== THE RECORDS ==
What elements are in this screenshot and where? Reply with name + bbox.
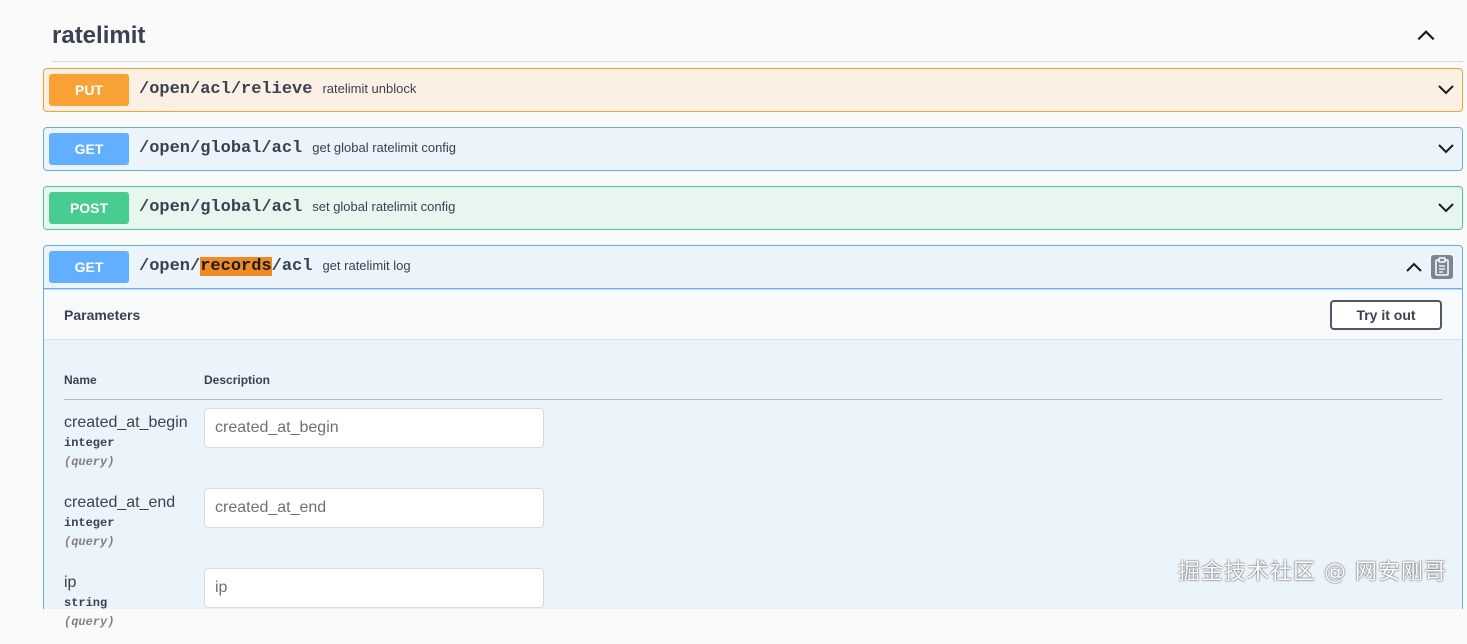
- operation-description: get global ratelimit config: [312, 140, 457, 155]
- chevron-down-icon[interactable]: [1436, 198, 1456, 218]
- section-title: ratelimit: [52, 22, 146, 49]
- created-at-begin-input[interactable]: [204, 408, 544, 448]
- operation-summary[interactable]: POST /open/global/acl set global ratelimi…: [44, 187, 1462, 229]
- parameter-type: string: [64, 596, 108, 610]
- parameters-header: Parameters Try it out: [44, 289, 1462, 340]
- parameter-name: ip: [64, 574, 77, 591]
- operation-description: set global ratelimit config: [312, 199, 456, 214]
- operation-path: /open/records/acl get ratelimit log: [139, 257, 411, 276]
- section-header-ratelimit[interactable]: ratelimit: [52, 14, 1463, 62]
- search-highlight: records: [200, 257, 272, 276]
- watermark-text: 掘金技术社区 @ 网安刚哥: [1178, 560, 1447, 585]
- created-at-end-input[interactable]: [204, 488, 544, 528]
- clipboard-icon: [1435, 257, 1449, 276]
- chevron-down-icon[interactable]: [1436, 139, 1456, 159]
- method-badge-get: GET: [49, 251, 129, 283]
- operation-get-records-acl: GET /open/records/acl get ratelimit log: [43, 245, 1463, 289]
- operation-summary[interactable]: GET /open/global/acl get global ratelimit…: [44, 128, 1462, 170]
- operation-get-global-acl: GET /open/global/acl get global ratelimit…: [43, 127, 1463, 171]
- operation-post-global-acl: POST /open/global/acl set global ratelimi…: [43, 186, 1463, 230]
- operation-path: /open/acl/relieve ratelimit unblock: [139, 80, 417, 99]
- parameter-row: created_at_begin integer (query): [64, 408, 1442, 484]
- operation-description: ratelimit unblock: [322, 81, 417, 96]
- column-header-name: Name: [64, 373, 97, 387]
- parameters-title: Parameters: [64, 307, 141, 323]
- chevron-down-icon[interactable]: [1436, 80, 1456, 100]
- header-divider: [64, 399, 1442, 400]
- method-badge-post: POST: [49, 192, 129, 224]
- copy-to-clipboard-button[interactable]: [1431, 255, 1453, 279]
- try-it-out-button[interactable]: Try it out: [1330, 300, 1442, 330]
- chevron-up-icon[interactable]: [1415, 24, 1437, 46]
- ip-input[interactable]: [204, 568, 544, 608]
- parameter-type: integer: [64, 436, 115, 450]
- parameter-location: (query): [64, 455, 115, 469]
- column-header-description: Description: [204, 373, 271, 387]
- parameter-name: created_at_end: [64, 494, 176, 511]
- chevron-up-icon[interactable]: [1404, 257, 1424, 277]
- operation-put-acl-relieve: PUT /open/acl/relieve ratelimit unblock: [43, 68, 1463, 112]
- method-badge-put: PUT: [49, 74, 129, 106]
- operation-description: get ratelimit log: [322, 258, 411, 273]
- operation-summary[interactable]: PUT /open/acl/relieve ratelimit unblock: [44, 69, 1462, 111]
- parameter-location: (query): [64, 535, 115, 549]
- parameter-name: created_at_begin: [64, 414, 188, 431]
- operation-path: /open/global/acl get global ratelimit con…: [139, 139, 457, 158]
- method-badge-get: GET: [49, 133, 129, 165]
- operation-path: /open/global/acl set global ratelimit con…: [139, 198, 456, 217]
- parameter-location: (query): [64, 615, 115, 629]
- operation-summary[interactable]: GET /open/records/acl get ratelimit log: [44, 246, 1462, 288]
- parameter-type: integer: [64, 516, 115, 530]
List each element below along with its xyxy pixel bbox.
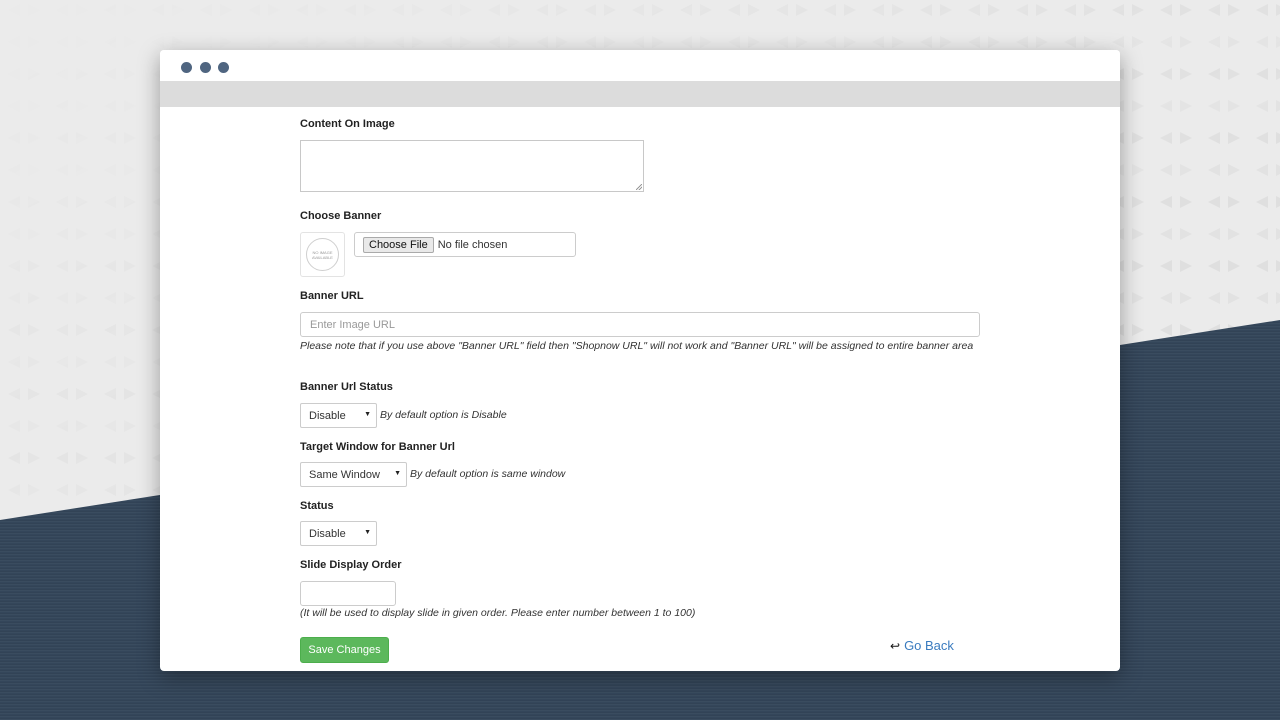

== DIRECTION ==
Change every "Try it out" in the lines above to "Test request" and leave everything else unchanged. Leave out the pictures.

== TASK SOLUTION ==
What elements are in this screenshot and where? Reply with name + bbox.
- operation-description: get global ratelimit config: [312, 140, 457, 155]
- chevron-down-icon[interactable]: [1436, 198, 1456, 218]
- section-title: ratelimit: [52, 22, 146, 49]
- created-at-begin-input[interactable]: [204, 408, 544, 448]
- operation-summary[interactable]: POST /open/global/acl set global ratelimi…: [44, 187, 1462, 229]
- parameter-type: string: [64, 596, 108, 610]
- parameters-header: Parameters Test request: [44, 289, 1462, 340]
- parameter-name: ip: [64, 574, 77, 591]
- operation-description: set global ratelimit config: [312, 199, 456, 214]
- operation-path: /open/records/acl get ratelimit log: [139, 257, 411, 276]
- section-header-ratelimit[interactable]: ratelimit: [52, 14, 1463, 62]
- search-highlight: records: [200, 257, 272, 276]
- watermark-text: 掘金技术社区 @ 网安刚哥: [1178, 560, 1447, 585]
- created-at-end-input[interactable]: [204, 488, 544, 528]
- clipboard-icon: [1435, 257, 1449, 276]
- chevron-down-icon[interactable]: [1436, 139, 1456, 159]
- method-badge-get: GET: [49, 251, 129, 283]
- operation-get-records-acl: GET /open/records/acl get ratelimit log: [43, 245, 1463, 289]
- operation-summary[interactable]: GET /open/global/acl get global ratelimit…: [44, 128, 1462, 170]
- operation-get-global-acl: GET /open/global/acl get global ratelimit…: [43, 127, 1463, 171]
- operation-post-global-acl: POST /open/global/acl set global ratelimi…: [43, 186, 1463, 230]
- operation-path: /open/acl/relieve ratelimit unblock: [139, 80, 417, 99]
- parameter-row: created_at_begin integer (query): [64, 408, 1442, 484]
- operation-description: ratelimit unblock: [322, 81, 417, 96]
- column-header-name: Name: [64, 373, 97, 387]
- parameters-title: Parameters: [64, 307, 141, 323]
- chevron-down-icon[interactable]: [1436, 80, 1456, 100]
- header-divider: [64, 399, 1442, 400]
- method-badge-post: POST: [49, 192, 129, 224]
- copy-to-clipboard-button[interactable]: [1431, 255, 1453, 279]
- try-it-out-button[interactable]: Test request: [1330, 300, 1442, 330]
- chevron-up-icon[interactable]: [1415, 24, 1437, 46]
- ip-input[interactable]: [204, 568, 544, 608]
- parameter-type: integer: [64, 436, 115, 450]
- parameter-location: (query): [64, 455, 115, 469]
- column-header-description: Description: [204, 373, 271, 387]
- parameter-name: created_at_end: [64, 494, 176, 511]
- chevron-up-icon[interactable]: [1404, 257, 1424, 277]
- operation-put-acl-relieve: PUT /open/acl/relieve ratelimit unblock: [43, 68, 1463, 112]
- method-badge-put: PUT: [49, 74, 129, 106]
- operation-description: get ratelimit log: [322, 258, 411, 273]
- operation-summary[interactable]: PUT /open/acl/relieve ratelimit unblock: [44, 69, 1462, 111]
- parameter-location: (query): [64, 535, 115, 549]
- parameter-name: created_at_begin: [64, 414, 188, 431]
- operation-path: /open/global/acl get global ratelimit con…: [139, 139, 457, 158]
- method-badge-get: GET: [49, 133, 129, 165]
- operation-path: /open/global/acl set global ratelimit con…: [139, 198, 456, 217]
- parameter-location: (query): [64, 615, 115, 629]
- operation-summary[interactable]: GET /open/records/acl get ratelimit log: [44, 246, 1462, 288]
- parameter-type: integer: [64, 516, 115, 530]
List each element below along with its xyxy pixel bbox.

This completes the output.